» Required work
Copy out everything from the start of the material down to the line holding "par-field[interactable]: 9: [314, 52, 388, 78]", changing each "tree-item-label" to "tree-node-label" and leaving all else the same. Return only those lines.

╭──

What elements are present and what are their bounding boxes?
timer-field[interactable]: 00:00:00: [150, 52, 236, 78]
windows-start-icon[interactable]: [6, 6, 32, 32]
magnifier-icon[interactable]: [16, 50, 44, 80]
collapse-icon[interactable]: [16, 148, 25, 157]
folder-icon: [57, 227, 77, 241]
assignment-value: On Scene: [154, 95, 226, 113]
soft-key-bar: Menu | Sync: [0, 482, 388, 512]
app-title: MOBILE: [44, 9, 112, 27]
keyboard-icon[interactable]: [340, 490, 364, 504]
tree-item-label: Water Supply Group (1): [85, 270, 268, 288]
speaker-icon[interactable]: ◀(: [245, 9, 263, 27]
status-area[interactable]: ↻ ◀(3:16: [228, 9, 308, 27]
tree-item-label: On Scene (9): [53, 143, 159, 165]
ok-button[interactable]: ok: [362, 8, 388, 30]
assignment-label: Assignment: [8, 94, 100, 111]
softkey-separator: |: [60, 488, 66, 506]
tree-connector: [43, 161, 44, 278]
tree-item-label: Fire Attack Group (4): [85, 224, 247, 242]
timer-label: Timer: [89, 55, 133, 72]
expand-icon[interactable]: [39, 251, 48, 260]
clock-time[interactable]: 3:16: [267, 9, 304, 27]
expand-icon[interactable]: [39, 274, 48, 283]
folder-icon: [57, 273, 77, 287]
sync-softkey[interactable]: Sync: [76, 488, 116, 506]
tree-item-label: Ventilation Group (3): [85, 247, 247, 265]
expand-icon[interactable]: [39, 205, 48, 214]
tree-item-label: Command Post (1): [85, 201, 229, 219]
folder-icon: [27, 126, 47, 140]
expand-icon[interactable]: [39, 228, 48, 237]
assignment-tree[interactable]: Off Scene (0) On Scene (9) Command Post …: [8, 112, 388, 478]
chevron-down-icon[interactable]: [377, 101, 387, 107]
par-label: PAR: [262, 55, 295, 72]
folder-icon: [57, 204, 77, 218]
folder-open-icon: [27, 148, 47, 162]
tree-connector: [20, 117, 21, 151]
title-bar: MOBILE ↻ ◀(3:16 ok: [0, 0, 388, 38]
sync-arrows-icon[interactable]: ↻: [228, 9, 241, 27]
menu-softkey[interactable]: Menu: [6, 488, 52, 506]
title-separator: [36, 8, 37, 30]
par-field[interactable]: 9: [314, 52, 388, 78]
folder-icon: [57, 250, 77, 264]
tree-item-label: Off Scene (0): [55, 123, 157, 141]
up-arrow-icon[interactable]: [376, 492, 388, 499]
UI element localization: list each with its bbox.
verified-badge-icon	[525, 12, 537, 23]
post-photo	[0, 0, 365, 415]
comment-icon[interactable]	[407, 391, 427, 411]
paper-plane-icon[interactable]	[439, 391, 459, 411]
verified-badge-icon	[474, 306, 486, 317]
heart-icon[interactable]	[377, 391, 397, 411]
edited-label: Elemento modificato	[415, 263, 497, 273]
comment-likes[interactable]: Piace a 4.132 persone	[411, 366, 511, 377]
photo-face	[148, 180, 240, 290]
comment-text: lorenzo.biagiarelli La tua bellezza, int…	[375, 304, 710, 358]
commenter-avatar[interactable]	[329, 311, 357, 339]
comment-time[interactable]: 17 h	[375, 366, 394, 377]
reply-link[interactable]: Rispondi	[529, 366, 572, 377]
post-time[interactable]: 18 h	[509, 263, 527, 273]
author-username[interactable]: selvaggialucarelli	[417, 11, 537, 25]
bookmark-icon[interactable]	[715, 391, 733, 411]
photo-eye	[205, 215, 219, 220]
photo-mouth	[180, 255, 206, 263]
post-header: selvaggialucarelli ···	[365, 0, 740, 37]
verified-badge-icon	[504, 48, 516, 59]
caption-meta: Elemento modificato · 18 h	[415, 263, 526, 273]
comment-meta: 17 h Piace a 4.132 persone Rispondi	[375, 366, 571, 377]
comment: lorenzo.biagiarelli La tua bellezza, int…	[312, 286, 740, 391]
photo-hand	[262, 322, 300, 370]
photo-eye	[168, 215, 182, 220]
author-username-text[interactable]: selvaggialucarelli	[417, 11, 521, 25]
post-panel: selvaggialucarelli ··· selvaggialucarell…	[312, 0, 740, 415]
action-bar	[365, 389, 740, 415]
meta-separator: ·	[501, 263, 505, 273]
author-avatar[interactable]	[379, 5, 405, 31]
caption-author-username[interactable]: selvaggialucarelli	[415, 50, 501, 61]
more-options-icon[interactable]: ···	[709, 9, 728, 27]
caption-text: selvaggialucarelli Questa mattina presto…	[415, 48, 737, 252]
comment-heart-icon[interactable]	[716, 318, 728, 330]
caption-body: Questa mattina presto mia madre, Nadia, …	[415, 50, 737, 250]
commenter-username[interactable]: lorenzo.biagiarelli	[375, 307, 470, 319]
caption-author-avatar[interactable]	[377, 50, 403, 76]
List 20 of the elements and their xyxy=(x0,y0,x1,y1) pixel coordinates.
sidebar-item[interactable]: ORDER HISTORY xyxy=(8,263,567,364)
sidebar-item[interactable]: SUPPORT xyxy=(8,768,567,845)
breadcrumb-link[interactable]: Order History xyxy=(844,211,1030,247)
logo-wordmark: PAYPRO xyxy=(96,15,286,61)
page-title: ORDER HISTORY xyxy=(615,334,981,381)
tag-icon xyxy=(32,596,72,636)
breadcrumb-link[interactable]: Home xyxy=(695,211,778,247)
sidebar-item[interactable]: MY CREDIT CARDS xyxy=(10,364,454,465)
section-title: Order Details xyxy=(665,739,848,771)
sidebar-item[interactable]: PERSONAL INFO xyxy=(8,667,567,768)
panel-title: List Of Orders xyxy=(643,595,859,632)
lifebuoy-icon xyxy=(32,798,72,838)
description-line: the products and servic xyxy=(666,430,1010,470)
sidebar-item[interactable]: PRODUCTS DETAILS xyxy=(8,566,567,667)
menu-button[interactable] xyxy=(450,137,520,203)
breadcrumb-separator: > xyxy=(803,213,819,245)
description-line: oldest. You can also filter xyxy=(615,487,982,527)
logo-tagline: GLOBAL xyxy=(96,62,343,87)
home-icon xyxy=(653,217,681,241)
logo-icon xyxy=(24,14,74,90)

╰──

» Problem solution
What elements are present and what are their bounding boxes?
timer-field[interactable]: 00:00:00: [150, 52, 236, 78]
windows-start-icon[interactable]: [6, 6, 32, 32]
magnifier-icon[interactable]: [16, 50, 44, 80]
collapse-icon[interactable]: [16, 148, 25, 157]
folder-icon: [57, 227, 77, 241]
assignment-value: On Scene: [154, 95, 226, 113]
soft-key-bar: Menu | Sync: [0, 482, 388, 512]
app-title: MOBILE: [44, 9, 112, 27]
keyboard-icon[interactable]: [340, 490, 364, 504]
tree-node-label: Water Supply Group (1): [85, 270, 268, 288]
speaker-icon[interactable]: ◀(: [245, 9, 263, 27]
status-area[interactable]: ↻ ◀(3:16: [228, 9, 308, 27]
tree-node-label: On Scene (9): [53, 143, 159, 165]
ok-button[interactable]: ok: [362, 8, 388, 30]
assignment-label: Assignment: [8, 94, 100, 111]
softkey-separator: |: [60, 488, 66, 506]
tree-connector: [43, 161, 44, 278]
tree-node-label: Fire Attack Group (4): [85, 224, 247, 242]
timer-label: Timer: [89, 55, 133, 72]
expand-icon[interactable]: [39, 251, 48, 260]
clock-time[interactable]: 3:16: [267, 9, 304, 27]
expand-icon[interactable]: [39, 274, 48, 283]
folder-icon: [57, 273, 77, 287]
sync-softkey[interactable]: Sync: [76, 488, 116, 506]
tree-node-label: Ventilation Group (3): [85, 247, 247, 265]
expand-icon[interactable]: [39, 205, 48, 214]
tree-node-label: Command Post (1): [85, 201, 229, 219]
folder-icon: [27, 126, 47, 140]
expand-icon[interactable]: [39, 228, 48, 237]
assignment-tree[interactable]: Off Scene (0) On Scene (9) Command Post …: [8, 112, 388, 478]
chevron-down-icon[interactable]: [377, 101, 387, 107]
par-label: PAR: [262, 55, 295, 72]
folder-icon: [57, 204, 77, 218]
folder-open-icon: [27, 148, 47, 162]
tree-connector: [20, 117, 21, 151]
title-bar: MOBILE ↻ ◀(3:16 ok: [0, 0, 388, 38]
sync-arrows-icon[interactable]: ↻: [228, 9, 241, 27]
menu-softkey[interactable]: Menu: [6, 488, 52, 506]
title-separator: [36, 8, 37, 30]
par-field[interactable]: 9: [314, 52, 388, 78]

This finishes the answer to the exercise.